* TASK TO COMPLETE
Wherever the string "독립광장" appears, copy the whole line.
___ DATASET EXCERPTS
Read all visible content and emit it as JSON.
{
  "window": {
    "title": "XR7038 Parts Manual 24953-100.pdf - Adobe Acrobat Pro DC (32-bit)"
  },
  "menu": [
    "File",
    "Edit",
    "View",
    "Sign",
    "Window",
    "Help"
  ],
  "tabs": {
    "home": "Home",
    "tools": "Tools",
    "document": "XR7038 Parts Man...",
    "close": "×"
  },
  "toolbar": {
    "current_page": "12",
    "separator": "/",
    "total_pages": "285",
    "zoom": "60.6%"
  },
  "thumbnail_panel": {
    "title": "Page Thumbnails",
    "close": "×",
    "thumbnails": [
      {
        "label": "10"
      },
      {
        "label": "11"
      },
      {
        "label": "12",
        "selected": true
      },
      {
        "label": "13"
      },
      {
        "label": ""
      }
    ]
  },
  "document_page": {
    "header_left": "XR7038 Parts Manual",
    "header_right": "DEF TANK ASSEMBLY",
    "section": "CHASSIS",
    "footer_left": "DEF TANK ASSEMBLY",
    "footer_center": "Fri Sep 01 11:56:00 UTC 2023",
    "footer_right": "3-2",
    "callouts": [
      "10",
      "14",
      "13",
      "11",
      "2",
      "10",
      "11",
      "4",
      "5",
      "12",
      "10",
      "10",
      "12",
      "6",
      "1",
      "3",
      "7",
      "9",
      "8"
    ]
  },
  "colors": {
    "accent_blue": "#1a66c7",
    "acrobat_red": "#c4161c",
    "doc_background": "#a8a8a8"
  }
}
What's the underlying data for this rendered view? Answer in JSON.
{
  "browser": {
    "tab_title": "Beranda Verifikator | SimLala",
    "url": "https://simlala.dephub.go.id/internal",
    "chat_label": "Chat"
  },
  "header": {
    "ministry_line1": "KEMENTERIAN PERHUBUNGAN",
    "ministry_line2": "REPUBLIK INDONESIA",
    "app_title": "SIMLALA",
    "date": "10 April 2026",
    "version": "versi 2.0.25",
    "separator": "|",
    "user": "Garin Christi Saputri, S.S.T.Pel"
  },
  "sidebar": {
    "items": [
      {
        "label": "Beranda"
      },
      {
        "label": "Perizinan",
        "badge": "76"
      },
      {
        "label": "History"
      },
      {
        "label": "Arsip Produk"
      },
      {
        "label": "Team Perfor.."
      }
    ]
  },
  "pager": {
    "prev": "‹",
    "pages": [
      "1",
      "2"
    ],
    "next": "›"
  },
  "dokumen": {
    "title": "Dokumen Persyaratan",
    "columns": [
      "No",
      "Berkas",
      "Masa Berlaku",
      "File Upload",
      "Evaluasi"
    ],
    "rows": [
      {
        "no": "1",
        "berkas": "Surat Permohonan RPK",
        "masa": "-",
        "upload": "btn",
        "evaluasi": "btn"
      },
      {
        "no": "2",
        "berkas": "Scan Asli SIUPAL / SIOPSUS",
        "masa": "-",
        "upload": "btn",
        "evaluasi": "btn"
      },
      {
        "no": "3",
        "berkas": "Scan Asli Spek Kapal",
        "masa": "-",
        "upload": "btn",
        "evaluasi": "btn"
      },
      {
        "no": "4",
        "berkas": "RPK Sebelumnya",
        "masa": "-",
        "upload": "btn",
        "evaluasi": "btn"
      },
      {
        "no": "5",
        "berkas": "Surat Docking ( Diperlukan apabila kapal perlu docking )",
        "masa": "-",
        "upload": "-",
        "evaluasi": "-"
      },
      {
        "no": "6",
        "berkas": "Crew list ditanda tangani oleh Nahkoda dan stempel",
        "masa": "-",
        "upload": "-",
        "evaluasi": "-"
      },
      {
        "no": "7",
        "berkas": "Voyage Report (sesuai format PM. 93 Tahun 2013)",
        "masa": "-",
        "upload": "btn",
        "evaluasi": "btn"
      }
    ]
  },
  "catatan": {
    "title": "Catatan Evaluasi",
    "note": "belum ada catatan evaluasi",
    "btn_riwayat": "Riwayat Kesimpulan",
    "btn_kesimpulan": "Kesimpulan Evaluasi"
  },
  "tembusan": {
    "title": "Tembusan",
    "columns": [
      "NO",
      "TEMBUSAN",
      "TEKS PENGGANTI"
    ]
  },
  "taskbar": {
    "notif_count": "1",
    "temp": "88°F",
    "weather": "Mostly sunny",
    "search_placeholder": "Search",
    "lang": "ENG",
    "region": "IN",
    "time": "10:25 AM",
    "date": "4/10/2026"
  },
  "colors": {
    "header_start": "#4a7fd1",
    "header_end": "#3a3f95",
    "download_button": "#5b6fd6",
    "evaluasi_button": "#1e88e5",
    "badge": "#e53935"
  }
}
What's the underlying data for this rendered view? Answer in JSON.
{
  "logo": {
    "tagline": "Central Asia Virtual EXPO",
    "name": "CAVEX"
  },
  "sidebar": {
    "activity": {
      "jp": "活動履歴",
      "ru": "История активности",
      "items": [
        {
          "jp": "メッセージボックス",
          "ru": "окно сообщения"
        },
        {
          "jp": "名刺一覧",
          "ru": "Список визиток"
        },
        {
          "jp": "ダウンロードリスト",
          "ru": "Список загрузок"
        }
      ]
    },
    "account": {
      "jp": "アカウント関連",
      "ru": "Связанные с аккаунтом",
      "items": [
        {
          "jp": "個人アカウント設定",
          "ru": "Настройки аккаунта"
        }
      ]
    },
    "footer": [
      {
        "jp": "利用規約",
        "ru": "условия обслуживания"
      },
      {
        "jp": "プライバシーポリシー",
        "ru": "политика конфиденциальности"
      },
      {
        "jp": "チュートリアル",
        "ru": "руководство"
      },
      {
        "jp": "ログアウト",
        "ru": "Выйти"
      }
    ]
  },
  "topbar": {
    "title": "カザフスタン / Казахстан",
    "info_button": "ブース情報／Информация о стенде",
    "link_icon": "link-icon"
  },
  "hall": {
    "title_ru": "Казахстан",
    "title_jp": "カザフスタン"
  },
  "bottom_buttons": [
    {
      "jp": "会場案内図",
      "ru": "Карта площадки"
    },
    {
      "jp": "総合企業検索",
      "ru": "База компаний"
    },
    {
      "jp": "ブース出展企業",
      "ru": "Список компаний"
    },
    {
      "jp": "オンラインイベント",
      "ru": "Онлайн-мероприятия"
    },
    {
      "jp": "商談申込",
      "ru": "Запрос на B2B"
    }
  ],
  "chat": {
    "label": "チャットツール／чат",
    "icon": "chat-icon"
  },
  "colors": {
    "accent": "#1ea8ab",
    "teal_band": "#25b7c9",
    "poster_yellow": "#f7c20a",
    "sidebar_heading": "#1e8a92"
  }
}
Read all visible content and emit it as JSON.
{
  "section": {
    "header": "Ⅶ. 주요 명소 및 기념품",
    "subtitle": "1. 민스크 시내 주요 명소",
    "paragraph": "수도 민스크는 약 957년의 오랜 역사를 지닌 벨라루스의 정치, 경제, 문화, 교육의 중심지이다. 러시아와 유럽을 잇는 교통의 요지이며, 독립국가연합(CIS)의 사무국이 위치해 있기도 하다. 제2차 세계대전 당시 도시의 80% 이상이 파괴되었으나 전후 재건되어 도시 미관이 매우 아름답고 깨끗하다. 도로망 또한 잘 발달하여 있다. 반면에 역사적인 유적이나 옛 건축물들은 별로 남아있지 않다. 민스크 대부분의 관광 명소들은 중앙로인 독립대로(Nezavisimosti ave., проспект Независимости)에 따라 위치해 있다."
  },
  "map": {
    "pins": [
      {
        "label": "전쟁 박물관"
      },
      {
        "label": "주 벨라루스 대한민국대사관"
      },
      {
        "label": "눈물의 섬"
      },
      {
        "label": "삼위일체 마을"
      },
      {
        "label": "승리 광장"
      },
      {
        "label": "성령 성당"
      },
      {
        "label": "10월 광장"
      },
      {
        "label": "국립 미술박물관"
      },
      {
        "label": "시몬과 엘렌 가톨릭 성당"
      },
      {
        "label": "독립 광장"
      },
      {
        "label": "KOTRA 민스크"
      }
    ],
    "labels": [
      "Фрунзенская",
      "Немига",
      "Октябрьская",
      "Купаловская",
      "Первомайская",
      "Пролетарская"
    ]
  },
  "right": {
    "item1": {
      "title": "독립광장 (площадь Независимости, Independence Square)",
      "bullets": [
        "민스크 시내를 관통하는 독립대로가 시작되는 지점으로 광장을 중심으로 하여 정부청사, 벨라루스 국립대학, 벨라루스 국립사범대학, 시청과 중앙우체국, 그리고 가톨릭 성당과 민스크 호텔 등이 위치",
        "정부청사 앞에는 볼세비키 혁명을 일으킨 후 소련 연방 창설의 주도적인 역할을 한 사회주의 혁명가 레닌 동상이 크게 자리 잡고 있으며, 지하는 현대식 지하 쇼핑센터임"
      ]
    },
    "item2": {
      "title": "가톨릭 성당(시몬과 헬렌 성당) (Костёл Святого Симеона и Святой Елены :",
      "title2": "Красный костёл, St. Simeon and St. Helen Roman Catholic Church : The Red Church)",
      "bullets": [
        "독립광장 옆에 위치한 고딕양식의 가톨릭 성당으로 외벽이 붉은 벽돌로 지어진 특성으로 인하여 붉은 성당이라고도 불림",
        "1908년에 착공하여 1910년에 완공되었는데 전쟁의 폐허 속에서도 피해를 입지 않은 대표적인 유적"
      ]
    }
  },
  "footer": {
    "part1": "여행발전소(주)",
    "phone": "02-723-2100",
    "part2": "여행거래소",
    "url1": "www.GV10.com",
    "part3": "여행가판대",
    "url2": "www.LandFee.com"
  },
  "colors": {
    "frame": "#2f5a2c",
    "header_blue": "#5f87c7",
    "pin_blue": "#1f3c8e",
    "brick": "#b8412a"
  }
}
______
* FULL RESPONSE
      "title": "독립광장 (площадь Независимости, Independence Square)",
        "독립광장 옆에 위치한 고딕양식의 가톨릭 성당으로 외벽이 붉은 벽돌로 지어진 특성으로 인하여 붉은 성당이라고도 불림",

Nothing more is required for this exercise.